**INSTRUCTIONS TO FOLLOW:**
Find and copy lines holding "Featured".

**RECORDS:**

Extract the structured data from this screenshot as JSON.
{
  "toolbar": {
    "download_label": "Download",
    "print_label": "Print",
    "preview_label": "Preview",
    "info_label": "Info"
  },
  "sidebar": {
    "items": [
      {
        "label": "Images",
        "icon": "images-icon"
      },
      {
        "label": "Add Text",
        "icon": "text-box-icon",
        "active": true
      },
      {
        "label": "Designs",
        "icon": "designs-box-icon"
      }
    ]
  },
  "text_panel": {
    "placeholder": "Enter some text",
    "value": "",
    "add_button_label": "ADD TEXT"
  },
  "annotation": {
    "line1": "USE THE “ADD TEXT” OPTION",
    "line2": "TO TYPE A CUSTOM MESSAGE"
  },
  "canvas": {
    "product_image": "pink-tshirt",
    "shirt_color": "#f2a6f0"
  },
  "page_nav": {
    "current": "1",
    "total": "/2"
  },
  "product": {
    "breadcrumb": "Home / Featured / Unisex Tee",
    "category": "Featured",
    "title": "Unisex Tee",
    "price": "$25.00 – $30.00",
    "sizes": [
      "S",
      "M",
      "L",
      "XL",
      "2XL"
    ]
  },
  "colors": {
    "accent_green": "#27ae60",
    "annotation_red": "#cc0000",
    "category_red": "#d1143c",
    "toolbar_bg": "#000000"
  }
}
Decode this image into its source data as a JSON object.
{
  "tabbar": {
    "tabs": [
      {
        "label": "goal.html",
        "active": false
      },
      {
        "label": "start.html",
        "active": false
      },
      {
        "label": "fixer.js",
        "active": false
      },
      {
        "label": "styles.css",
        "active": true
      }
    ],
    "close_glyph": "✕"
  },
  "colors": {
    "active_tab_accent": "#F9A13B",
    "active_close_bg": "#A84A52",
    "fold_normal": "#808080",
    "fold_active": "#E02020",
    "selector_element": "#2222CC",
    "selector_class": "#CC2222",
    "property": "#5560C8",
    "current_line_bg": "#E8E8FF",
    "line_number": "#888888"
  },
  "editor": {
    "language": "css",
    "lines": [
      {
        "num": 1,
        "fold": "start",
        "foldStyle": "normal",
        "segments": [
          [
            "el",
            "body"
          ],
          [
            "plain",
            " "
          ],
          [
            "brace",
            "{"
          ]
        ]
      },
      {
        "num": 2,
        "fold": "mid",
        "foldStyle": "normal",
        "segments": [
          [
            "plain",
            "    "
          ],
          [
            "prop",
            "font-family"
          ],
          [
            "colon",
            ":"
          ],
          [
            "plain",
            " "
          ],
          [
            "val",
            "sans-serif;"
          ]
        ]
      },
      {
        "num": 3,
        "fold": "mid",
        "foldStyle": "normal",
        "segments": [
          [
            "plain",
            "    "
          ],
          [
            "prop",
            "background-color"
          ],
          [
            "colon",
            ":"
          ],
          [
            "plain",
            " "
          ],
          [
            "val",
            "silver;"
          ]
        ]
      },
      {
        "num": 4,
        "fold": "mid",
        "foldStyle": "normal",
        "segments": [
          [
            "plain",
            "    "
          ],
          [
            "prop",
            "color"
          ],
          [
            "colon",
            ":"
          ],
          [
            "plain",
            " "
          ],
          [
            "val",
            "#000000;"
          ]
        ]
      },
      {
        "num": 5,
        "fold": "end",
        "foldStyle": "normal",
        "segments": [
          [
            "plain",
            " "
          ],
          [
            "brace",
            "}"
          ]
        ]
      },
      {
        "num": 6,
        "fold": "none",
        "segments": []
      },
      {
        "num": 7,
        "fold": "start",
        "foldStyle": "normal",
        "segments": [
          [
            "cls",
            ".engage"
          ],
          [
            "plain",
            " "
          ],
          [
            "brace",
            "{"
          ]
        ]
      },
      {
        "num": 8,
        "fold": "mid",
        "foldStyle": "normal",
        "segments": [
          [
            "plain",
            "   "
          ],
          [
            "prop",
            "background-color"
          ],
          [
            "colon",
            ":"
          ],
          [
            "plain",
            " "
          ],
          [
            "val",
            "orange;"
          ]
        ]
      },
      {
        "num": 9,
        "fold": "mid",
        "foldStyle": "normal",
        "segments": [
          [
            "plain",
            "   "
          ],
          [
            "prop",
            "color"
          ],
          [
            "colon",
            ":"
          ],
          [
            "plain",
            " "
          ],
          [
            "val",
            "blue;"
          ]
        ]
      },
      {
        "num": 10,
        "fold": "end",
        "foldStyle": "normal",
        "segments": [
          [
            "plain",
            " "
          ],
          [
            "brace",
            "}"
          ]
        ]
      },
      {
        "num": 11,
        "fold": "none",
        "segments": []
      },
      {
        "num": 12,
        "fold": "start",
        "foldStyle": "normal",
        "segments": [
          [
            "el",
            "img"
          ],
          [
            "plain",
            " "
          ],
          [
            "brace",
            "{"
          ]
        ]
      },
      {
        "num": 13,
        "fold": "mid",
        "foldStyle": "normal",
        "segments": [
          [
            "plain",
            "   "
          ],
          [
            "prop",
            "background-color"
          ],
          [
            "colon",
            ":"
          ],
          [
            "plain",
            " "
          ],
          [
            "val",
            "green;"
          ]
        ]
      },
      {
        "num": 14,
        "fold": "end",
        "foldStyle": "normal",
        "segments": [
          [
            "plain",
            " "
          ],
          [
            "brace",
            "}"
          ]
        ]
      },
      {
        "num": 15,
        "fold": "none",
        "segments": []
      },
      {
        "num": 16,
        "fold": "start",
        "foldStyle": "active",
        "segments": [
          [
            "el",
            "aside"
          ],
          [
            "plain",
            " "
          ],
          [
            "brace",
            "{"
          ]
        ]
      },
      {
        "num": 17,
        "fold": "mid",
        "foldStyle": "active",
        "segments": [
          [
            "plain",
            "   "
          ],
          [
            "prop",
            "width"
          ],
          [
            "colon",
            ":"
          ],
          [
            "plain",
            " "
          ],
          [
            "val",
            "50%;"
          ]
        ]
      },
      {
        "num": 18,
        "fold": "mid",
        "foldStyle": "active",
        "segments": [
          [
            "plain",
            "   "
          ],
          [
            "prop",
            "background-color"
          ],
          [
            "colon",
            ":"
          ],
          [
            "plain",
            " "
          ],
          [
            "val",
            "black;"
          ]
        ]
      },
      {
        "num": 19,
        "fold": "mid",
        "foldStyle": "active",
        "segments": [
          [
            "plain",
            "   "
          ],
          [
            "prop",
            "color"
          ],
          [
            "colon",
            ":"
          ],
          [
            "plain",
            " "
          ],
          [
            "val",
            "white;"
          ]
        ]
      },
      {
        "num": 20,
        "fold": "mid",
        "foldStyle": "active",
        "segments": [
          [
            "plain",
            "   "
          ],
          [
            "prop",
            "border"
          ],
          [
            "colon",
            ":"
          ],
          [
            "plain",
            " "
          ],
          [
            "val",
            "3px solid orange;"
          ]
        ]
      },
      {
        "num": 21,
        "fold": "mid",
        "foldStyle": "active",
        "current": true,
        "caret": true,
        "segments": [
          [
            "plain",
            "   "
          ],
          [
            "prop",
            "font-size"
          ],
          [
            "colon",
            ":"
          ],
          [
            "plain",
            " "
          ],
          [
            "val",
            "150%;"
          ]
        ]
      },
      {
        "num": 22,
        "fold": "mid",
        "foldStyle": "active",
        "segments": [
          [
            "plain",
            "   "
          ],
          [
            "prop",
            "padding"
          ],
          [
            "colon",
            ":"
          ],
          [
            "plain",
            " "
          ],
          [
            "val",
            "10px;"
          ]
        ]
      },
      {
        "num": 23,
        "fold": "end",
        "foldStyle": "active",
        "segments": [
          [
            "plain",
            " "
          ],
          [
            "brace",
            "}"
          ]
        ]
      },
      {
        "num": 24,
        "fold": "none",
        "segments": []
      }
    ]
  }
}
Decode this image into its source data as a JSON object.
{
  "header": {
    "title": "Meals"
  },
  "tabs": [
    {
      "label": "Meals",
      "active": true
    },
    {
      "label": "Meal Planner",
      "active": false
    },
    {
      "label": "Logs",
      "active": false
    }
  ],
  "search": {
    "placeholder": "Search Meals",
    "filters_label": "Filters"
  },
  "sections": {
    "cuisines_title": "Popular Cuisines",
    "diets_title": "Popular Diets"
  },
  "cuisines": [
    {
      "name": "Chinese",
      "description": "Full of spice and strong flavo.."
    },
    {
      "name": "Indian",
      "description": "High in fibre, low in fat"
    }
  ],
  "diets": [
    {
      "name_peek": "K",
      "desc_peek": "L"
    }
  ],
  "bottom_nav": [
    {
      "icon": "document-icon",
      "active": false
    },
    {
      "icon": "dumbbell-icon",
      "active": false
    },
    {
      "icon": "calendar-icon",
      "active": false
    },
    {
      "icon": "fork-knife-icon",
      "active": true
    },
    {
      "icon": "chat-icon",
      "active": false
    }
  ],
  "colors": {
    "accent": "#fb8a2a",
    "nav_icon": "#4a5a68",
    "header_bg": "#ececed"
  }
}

**SOLUTION TO THE EXERCISE:**
    "breadcrumb": "Home / Featured / Unisex Tee",
    "category": "Featured",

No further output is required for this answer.